:: EXERCISE INPUT ::

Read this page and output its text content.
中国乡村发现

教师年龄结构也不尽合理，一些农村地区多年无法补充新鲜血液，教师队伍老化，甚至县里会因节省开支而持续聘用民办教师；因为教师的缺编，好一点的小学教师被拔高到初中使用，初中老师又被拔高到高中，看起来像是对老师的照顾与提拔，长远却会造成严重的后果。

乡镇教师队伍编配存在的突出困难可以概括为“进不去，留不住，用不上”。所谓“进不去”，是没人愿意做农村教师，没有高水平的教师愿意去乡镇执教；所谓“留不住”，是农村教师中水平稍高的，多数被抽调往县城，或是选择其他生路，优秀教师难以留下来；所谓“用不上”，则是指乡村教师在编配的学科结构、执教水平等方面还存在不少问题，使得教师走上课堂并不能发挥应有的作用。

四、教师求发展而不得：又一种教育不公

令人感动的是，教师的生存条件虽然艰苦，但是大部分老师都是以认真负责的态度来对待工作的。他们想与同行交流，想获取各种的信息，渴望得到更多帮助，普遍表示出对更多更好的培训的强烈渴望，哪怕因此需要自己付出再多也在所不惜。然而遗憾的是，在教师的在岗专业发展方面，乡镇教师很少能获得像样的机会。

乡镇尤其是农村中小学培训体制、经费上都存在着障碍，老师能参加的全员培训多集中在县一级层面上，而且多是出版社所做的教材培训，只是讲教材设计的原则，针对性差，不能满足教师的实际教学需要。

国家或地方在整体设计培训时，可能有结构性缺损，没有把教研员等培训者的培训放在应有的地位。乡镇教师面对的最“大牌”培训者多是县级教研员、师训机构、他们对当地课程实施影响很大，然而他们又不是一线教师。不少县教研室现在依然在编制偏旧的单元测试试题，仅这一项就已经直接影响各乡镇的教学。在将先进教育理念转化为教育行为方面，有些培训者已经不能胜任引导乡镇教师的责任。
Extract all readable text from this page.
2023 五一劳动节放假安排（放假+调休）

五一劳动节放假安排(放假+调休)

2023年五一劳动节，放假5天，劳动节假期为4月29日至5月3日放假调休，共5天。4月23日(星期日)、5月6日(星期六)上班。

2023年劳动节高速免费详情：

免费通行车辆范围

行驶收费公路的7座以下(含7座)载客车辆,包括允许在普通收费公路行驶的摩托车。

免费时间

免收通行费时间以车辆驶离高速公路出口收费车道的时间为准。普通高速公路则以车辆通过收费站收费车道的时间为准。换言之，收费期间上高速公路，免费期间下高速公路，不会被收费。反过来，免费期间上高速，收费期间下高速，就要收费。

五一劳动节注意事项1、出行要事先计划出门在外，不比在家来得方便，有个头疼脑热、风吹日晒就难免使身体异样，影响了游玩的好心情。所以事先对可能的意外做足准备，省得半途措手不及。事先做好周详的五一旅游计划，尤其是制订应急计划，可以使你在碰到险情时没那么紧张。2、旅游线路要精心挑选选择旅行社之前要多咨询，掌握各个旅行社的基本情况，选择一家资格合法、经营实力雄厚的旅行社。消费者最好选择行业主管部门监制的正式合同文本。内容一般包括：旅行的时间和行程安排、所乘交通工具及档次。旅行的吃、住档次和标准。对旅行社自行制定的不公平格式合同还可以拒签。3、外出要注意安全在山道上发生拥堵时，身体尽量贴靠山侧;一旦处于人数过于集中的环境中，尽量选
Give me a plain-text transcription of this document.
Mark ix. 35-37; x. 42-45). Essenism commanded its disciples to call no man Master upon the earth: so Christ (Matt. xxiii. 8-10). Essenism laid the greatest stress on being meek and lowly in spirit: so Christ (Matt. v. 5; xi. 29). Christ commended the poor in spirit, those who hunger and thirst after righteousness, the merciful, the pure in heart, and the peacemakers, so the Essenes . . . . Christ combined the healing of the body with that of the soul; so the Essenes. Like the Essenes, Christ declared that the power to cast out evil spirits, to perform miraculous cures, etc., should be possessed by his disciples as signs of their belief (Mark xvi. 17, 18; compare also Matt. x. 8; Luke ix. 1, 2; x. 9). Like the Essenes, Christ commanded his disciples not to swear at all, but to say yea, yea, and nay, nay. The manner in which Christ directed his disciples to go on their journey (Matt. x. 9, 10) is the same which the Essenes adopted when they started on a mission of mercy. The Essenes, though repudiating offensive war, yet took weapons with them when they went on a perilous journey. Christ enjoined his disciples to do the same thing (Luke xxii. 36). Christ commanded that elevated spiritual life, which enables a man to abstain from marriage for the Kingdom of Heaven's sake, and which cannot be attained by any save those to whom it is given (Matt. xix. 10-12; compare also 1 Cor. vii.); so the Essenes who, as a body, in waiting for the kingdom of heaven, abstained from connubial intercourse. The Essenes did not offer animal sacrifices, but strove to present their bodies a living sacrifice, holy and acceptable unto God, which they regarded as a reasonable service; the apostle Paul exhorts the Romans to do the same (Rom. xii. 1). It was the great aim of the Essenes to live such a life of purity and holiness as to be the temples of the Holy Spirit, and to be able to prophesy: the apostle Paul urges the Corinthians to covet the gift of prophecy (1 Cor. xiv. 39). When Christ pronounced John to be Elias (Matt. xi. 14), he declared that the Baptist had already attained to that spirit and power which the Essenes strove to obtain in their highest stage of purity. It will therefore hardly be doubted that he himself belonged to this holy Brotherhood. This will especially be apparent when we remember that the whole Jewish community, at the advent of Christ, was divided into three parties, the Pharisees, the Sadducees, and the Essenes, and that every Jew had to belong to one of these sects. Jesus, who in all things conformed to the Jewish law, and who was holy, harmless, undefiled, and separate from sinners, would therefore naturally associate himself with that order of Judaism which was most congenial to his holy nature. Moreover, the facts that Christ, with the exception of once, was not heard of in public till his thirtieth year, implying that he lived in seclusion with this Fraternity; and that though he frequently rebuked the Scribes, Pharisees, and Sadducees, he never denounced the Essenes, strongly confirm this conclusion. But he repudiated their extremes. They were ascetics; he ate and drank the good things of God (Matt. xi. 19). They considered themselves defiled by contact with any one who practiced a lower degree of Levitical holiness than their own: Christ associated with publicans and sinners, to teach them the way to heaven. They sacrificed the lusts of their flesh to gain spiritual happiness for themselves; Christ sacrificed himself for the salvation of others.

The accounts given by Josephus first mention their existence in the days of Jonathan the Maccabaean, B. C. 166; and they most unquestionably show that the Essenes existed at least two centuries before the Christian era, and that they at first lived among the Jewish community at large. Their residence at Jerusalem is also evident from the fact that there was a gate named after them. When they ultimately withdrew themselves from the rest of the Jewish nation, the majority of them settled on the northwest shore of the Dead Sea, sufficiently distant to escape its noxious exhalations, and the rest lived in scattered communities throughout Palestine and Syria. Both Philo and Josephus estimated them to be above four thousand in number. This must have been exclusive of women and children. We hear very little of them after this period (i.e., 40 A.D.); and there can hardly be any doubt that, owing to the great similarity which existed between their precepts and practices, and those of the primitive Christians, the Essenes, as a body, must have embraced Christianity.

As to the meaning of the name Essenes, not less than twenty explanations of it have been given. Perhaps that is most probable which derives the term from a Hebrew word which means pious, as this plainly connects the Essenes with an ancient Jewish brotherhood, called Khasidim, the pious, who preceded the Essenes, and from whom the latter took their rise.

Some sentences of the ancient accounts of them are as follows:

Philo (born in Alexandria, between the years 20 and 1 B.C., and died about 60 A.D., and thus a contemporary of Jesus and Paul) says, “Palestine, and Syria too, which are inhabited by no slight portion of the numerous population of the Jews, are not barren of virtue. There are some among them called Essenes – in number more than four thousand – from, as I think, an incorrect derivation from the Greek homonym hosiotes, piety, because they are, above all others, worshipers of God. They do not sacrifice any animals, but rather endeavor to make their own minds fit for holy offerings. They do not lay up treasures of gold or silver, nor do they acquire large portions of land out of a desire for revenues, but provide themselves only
---
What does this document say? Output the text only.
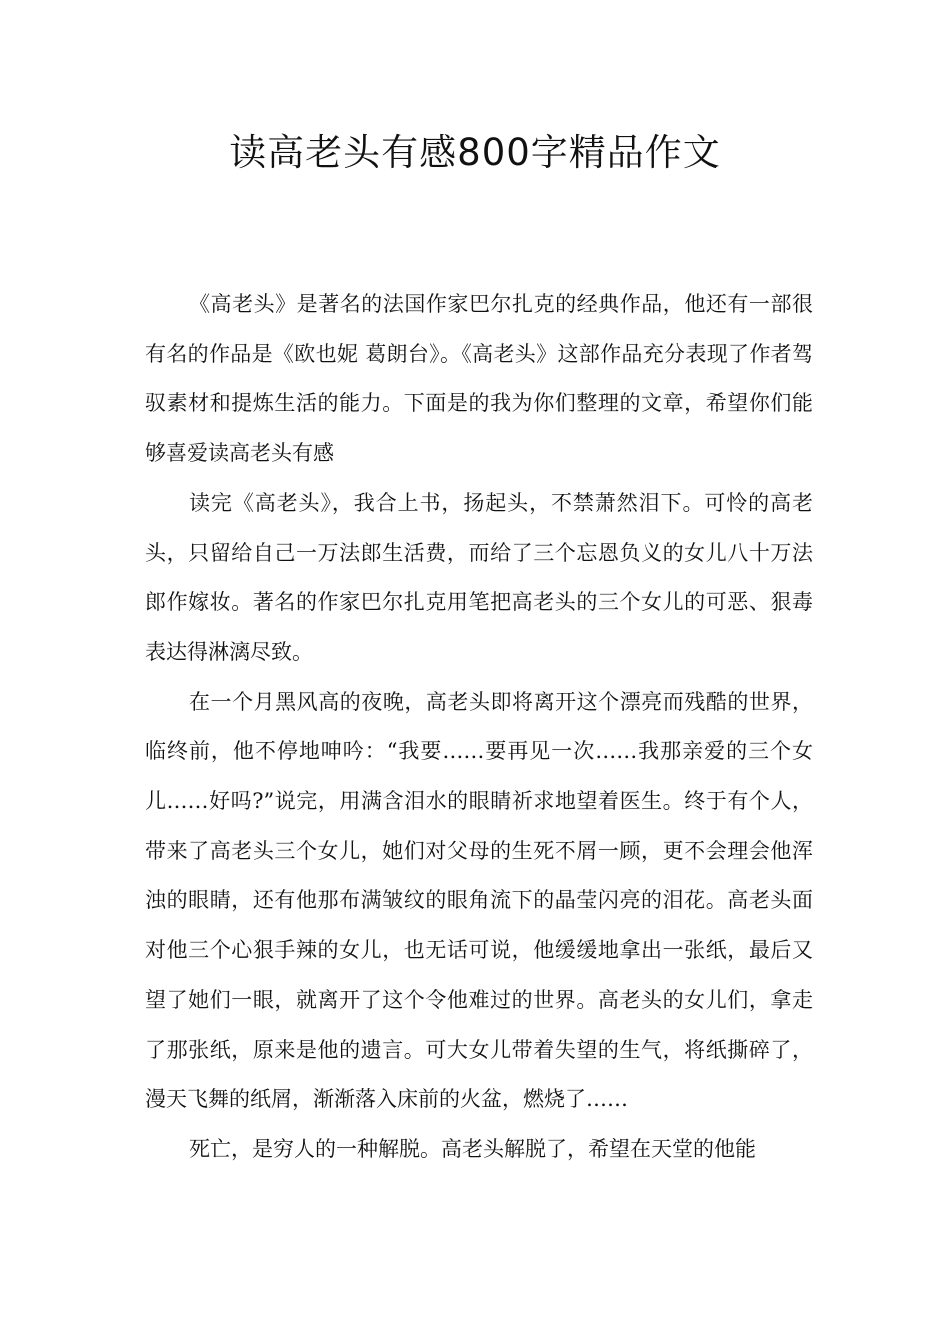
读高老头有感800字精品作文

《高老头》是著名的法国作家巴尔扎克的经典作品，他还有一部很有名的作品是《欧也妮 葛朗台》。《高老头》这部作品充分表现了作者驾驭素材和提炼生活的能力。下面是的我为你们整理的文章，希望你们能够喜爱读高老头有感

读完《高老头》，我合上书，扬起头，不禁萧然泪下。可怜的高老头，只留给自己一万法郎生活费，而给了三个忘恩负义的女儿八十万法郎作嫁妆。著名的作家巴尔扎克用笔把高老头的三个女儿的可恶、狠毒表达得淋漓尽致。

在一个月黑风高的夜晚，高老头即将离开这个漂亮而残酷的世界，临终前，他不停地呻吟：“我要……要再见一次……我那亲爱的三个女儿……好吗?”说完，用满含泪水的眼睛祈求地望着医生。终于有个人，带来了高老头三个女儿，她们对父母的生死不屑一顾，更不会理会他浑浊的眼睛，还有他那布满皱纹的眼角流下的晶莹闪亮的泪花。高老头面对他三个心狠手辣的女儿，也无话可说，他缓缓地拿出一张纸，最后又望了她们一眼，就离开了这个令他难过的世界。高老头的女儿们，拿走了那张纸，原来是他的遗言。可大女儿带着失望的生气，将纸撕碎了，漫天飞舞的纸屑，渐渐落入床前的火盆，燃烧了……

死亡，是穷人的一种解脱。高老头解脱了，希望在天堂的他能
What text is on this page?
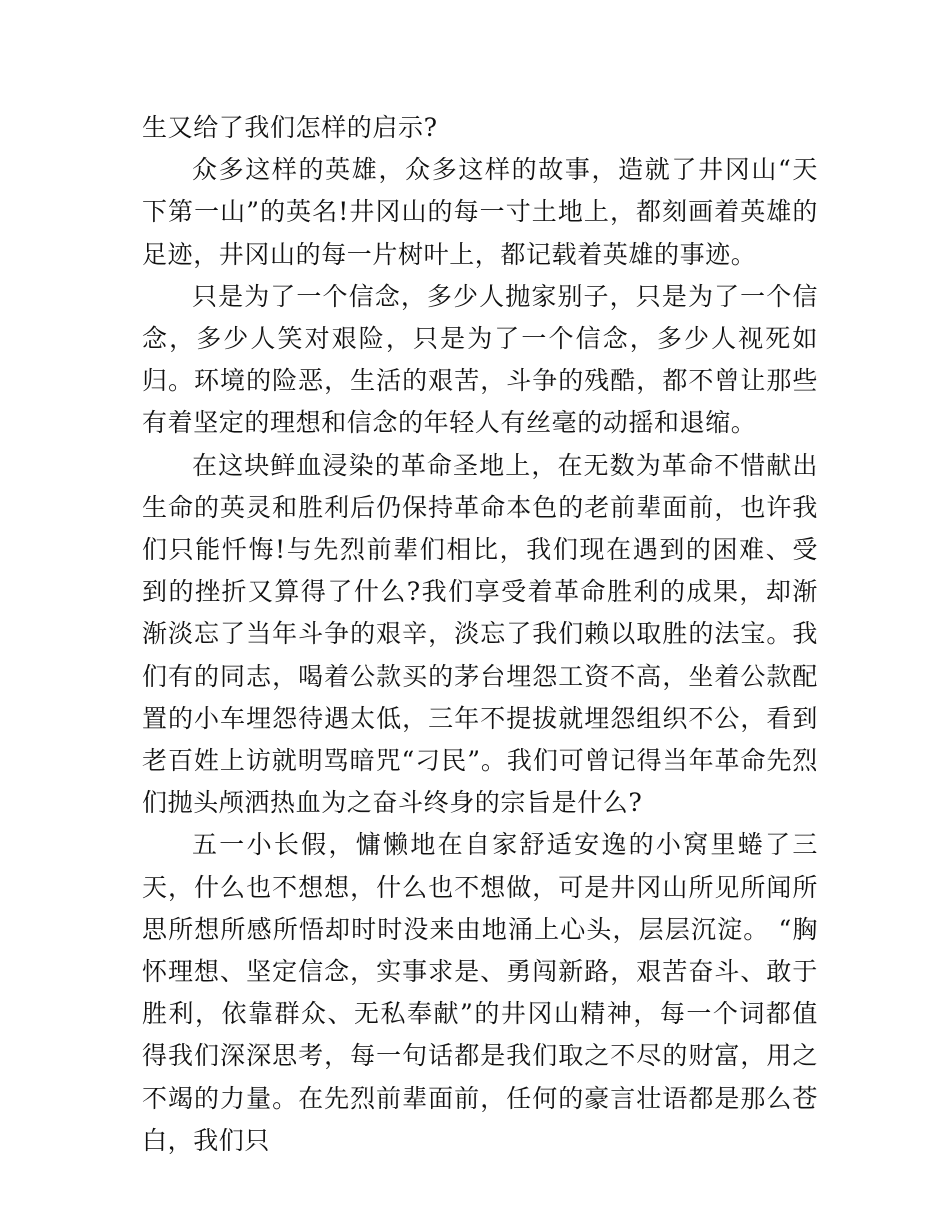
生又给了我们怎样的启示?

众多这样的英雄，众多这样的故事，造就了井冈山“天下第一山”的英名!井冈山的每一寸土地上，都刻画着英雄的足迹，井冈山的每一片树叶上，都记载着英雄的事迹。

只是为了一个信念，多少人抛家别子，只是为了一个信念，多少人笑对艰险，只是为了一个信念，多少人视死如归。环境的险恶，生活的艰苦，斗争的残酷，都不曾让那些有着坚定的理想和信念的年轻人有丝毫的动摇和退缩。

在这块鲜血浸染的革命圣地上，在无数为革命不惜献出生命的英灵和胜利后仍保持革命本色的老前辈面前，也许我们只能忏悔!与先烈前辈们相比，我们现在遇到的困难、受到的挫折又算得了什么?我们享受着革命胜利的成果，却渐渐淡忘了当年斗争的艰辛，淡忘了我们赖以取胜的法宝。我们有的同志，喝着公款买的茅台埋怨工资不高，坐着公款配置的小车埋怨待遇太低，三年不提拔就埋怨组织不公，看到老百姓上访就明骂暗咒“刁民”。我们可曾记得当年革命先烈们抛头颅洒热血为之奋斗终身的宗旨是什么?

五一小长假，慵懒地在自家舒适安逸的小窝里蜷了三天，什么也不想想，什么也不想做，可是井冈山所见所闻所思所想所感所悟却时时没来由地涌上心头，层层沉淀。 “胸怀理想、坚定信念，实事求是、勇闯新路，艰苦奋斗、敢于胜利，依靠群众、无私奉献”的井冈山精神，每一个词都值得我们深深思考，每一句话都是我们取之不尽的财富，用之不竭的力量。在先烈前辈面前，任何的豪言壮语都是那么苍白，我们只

:: GOAL ::
Every line in the data above that contains "document" needs to be copied.

:: THE RESULT ::
Give me a plain-text transcription of this document.
What does this document say? Output the text only.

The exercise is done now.